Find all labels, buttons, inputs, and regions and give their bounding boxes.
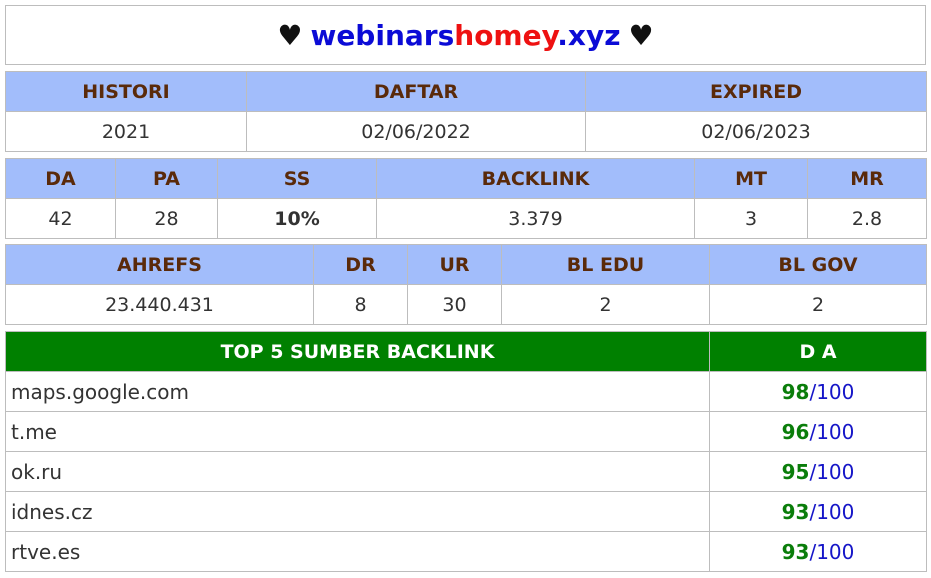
ahrefs-header-row: AHREFS DR UR BL EDU BL GOV	[5, 244, 927, 285]
table-row: t.me 96/100	[5, 411, 927, 452]
ahrefs-table: AHREFS DR UR BL EDU BL GOV 23.440.431 8 …	[5, 244, 927, 325]
site-title-banner: ♥ webinarshomey.xyz ♥	[5, 5, 926, 65]
table-row: maps.google.com 98/100	[5, 371, 927, 412]
ahrefs-header: AHREFS	[5, 244, 314, 285]
domain-part-2: homey	[454, 18, 558, 52]
heart-icon-left: ♥	[277, 18, 303, 52]
top-backlinks-table: TOP 5 SUMBER BACKLINK D A maps.google.co…	[5, 331, 927, 572]
backlink-score: 95/100	[709, 451, 927, 492]
expired-value: 02/06/2023	[585, 111, 927, 152]
registration-value-row: 2021 02/06/2022 02/06/2023	[5, 111, 927, 152]
bl-edu-value: 2	[501, 284, 710, 325]
table-row: idnes.cz 93/100	[5, 491, 927, 532]
ur-header: UR	[407, 244, 502, 285]
daftar-header: DAFTAR	[246, 71, 586, 112]
score-max: 100	[816, 499, 855, 524]
top-backlinks-header-row: TOP 5 SUMBER BACKLINK D A	[5, 331, 927, 372]
pa-value: 28	[115, 198, 218, 239]
da-value: 42	[5, 198, 116, 239]
score-value: 98	[781, 379, 810, 404]
mr-value: 2.8	[807, 198, 927, 239]
metrics-header-row: DA PA SS BACKLINK MT MR	[5, 158, 927, 199]
backlink-score: 93/100	[709, 531, 927, 572]
backlink-score: 93/100	[709, 491, 927, 532]
backlink-site: rtve.es	[5, 531, 710, 572]
domain-name: webinarshomey.xyz	[310, 19, 620, 52]
backlink-value: 3.379	[376, 198, 695, 239]
ss-header: SS	[217, 158, 377, 199]
score-value: 95	[781, 459, 810, 484]
backlink-site: maps.google.com	[5, 371, 710, 412]
table-row: ok.ru 95/100	[5, 451, 927, 492]
registration-table: HISTORI DAFTAR EXPIRED 2021 02/06/2022 0…	[5, 71, 927, 152]
backlink-site: idnes.cz	[5, 491, 710, 532]
mt-header: MT	[694, 158, 808, 199]
score-value: 93	[781, 499, 810, 524]
mr-header: MR	[807, 158, 927, 199]
ahrefs-value-row: 23.440.431 8 30 2 2	[5, 284, 927, 325]
da-column-header: D A	[709, 331, 927, 372]
bl-edu-header: BL EDU	[501, 244, 710, 285]
ahrefs-value: 23.440.431	[5, 284, 314, 325]
da-header: DA	[5, 158, 116, 199]
dr-header: DR	[313, 244, 408, 285]
backlink-site: t.me	[5, 411, 710, 452]
score-value: 96	[781, 419, 810, 444]
domain-part-3: .xyz	[557, 18, 621, 52]
score-max: 100	[816, 539, 855, 564]
expired-header: EXPIRED	[585, 71, 927, 112]
top-sources-header: TOP 5 SUMBER BACKLINK	[5, 331, 710, 372]
table-row: rtve.es 93/100	[5, 531, 927, 572]
histori-value: 2021	[5, 111, 247, 152]
score-max: 100	[816, 419, 855, 444]
histori-header: HISTORI	[5, 71, 247, 112]
backlink-score: 98/100	[709, 371, 927, 412]
heart-icon-right: ♥	[628, 18, 654, 52]
pa-header: PA	[115, 158, 218, 199]
bl-gov-header: BL GOV	[709, 244, 927, 285]
backlink-site: ok.ru	[5, 451, 710, 492]
score-value: 93	[781, 539, 810, 564]
score-max: 100	[816, 379, 855, 404]
mt-value: 3	[694, 198, 808, 239]
domain-part-1: webinars	[310, 18, 455, 52]
daftar-value: 02/06/2022	[246, 111, 586, 152]
dr-value: 8	[313, 284, 408, 325]
backlink-header: BACKLINK	[376, 158, 695, 199]
metrics-table: DA PA SS BACKLINK MT MR 42 28 10% 3.379 …	[5, 158, 927, 239]
ur-value: 30	[407, 284, 502, 325]
ss-value: 10%	[217, 198, 377, 239]
bl-gov-value: 2	[709, 284, 927, 325]
registration-header-row: HISTORI DAFTAR EXPIRED	[5, 71, 927, 112]
backlink-score: 96/100	[709, 411, 927, 452]
metrics-value-row: 42 28 10% 3.379 3 2.8	[5, 198, 927, 239]
score-max: 100	[816, 459, 855, 484]
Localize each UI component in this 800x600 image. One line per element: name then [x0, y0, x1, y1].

_ _ _ _ _ _ _

== Task objective ==
Copy the records above word for word, leaving out the pictures.

== Finished exercise ==
Find all labels, buttons, inputs, and regions and give their bounding boxes.
ahrefs-header-row: AHREFS DR UR BL EDU BL GOV	[5, 244, 927, 285]
table-row: t.me 96/100	[5, 411, 927, 452]
ahrefs-table: AHREFS DR UR BL EDU BL GOV 23.440.431 8 …	[5, 244, 927, 325]
site-title-banner: ♥ webinarshomey.xyz ♥	[5, 5, 926, 65]
table-row: maps.google.com 98/100	[5, 371, 927, 412]
ahrefs-header: AHREFS	[5, 244, 314, 285]
domain-part-2: homey	[454, 18, 558, 52]
heart-icon-left: ♥	[277, 18, 303, 52]
top-backlinks-table: TOP 5 SUMBER BACKLINK D A maps.google.co…	[5, 331, 927, 572]
backlink-score: 95/100	[709, 451, 927, 492]
expired-value: 02/06/2023	[585, 111, 927, 152]
registration-value-row: 2021 02/06/2022 02/06/2023	[5, 111, 927, 152]
bl-edu-value: 2	[501, 284, 710, 325]
table-row: idnes.cz 93/100	[5, 491, 927, 532]
ur-header: UR	[407, 244, 502, 285]
daftar-header: DAFTAR	[246, 71, 586, 112]
score-max: 100	[816, 499, 855, 524]
top-backlinks-header-row: TOP 5 SUMBER BACKLINK D A	[5, 331, 927, 372]
pa-value: 28	[115, 198, 218, 239]
da-value: 42	[5, 198, 116, 239]
score-value: 98	[781, 379, 810, 404]
mr-value: 2.8	[807, 198, 927, 239]
metrics-header-row: DA PA SS BACKLINK MT MR	[5, 158, 927, 199]
backlink-score: 93/100	[709, 531, 927, 572]
backlink-score: 93/100	[709, 491, 927, 532]
backlink-site: rtve.es	[5, 531, 710, 572]
domain-name: webinarshomey.xyz	[310, 19, 620, 52]
backlink-value: 3.379	[376, 198, 695, 239]
ss-header: SS	[217, 158, 377, 199]
score-value: 95	[781, 459, 810, 484]
backlink-site: maps.google.com	[5, 371, 710, 412]
table-row: ok.ru 95/100	[5, 451, 927, 492]
registration-table: HISTORI DAFTAR EXPIRED 2021 02/06/2022 0…	[5, 71, 927, 152]
backlink-site: idnes.cz	[5, 491, 710, 532]
mt-header: MT	[694, 158, 808, 199]
score-value: 93	[781, 499, 810, 524]
mr-header: MR	[807, 158, 927, 199]
ahrefs-value-row: 23.440.431 8 30 2 2	[5, 284, 927, 325]
da-column-header: D A	[709, 331, 927, 372]
bl-edu-header: BL EDU	[501, 244, 710, 285]
ahrefs-value: 23.440.431	[5, 284, 314, 325]
da-header: DA	[5, 158, 116, 199]
dr-header: DR	[313, 244, 408, 285]
backlink-site: t.me	[5, 411, 710, 452]
score-value: 96	[781, 419, 810, 444]
domain-part-3: .xyz	[557, 18, 621, 52]
score-max: 100	[816, 539, 855, 564]
expired-header: EXPIRED	[585, 71, 927, 112]
top-sources-header: TOP 5 SUMBER BACKLINK	[5, 331, 710, 372]
table-row: rtve.es 93/100	[5, 531, 927, 572]
histori-value: 2021	[5, 111, 247, 152]
score-max: 100	[816, 419, 855, 444]
histori-header: HISTORI	[5, 71, 247, 112]
backlink-score: 98/100	[709, 371, 927, 412]
heart-icon-right: ♥	[628, 18, 654, 52]
pa-header: PA	[115, 158, 218, 199]
bl-gov-header: BL GOV	[709, 244, 927, 285]
backlink-site: ok.ru	[5, 451, 710, 492]
score-value: 93	[781, 539, 810, 564]
score-max: 100	[816, 379, 855, 404]
mt-value: 3	[694, 198, 808, 239]
domain-part-1: webinars	[310, 18, 455, 52]
daftar-value: 02/06/2022	[246, 111, 586, 152]
dr-value: 8	[313, 284, 408, 325]
backlink-header: BACKLINK	[376, 158, 695, 199]
metrics-table: DA PA SS BACKLINK MT MR 42 28 10% 3.379 …	[5, 158, 927, 239]
ur-value: 30	[407, 284, 502, 325]
ss-value: 10%	[217, 198, 377, 239]
bl-gov-value: 2	[709, 284, 927, 325]
registration-header-row: HISTORI DAFTAR EXPIRED	[5, 71, 927, 112]
backlink-score: 96/100	[709, 411, 927, 452]
metrics-value-row: 42 28 10% 3.379 3 2.8	[5, 198, 927, 239]
score-max: 100	[816, 459, 855, 484]
Localize each UI component in this 800x600 image. One line per element: name then [x0, y0, x1, y1].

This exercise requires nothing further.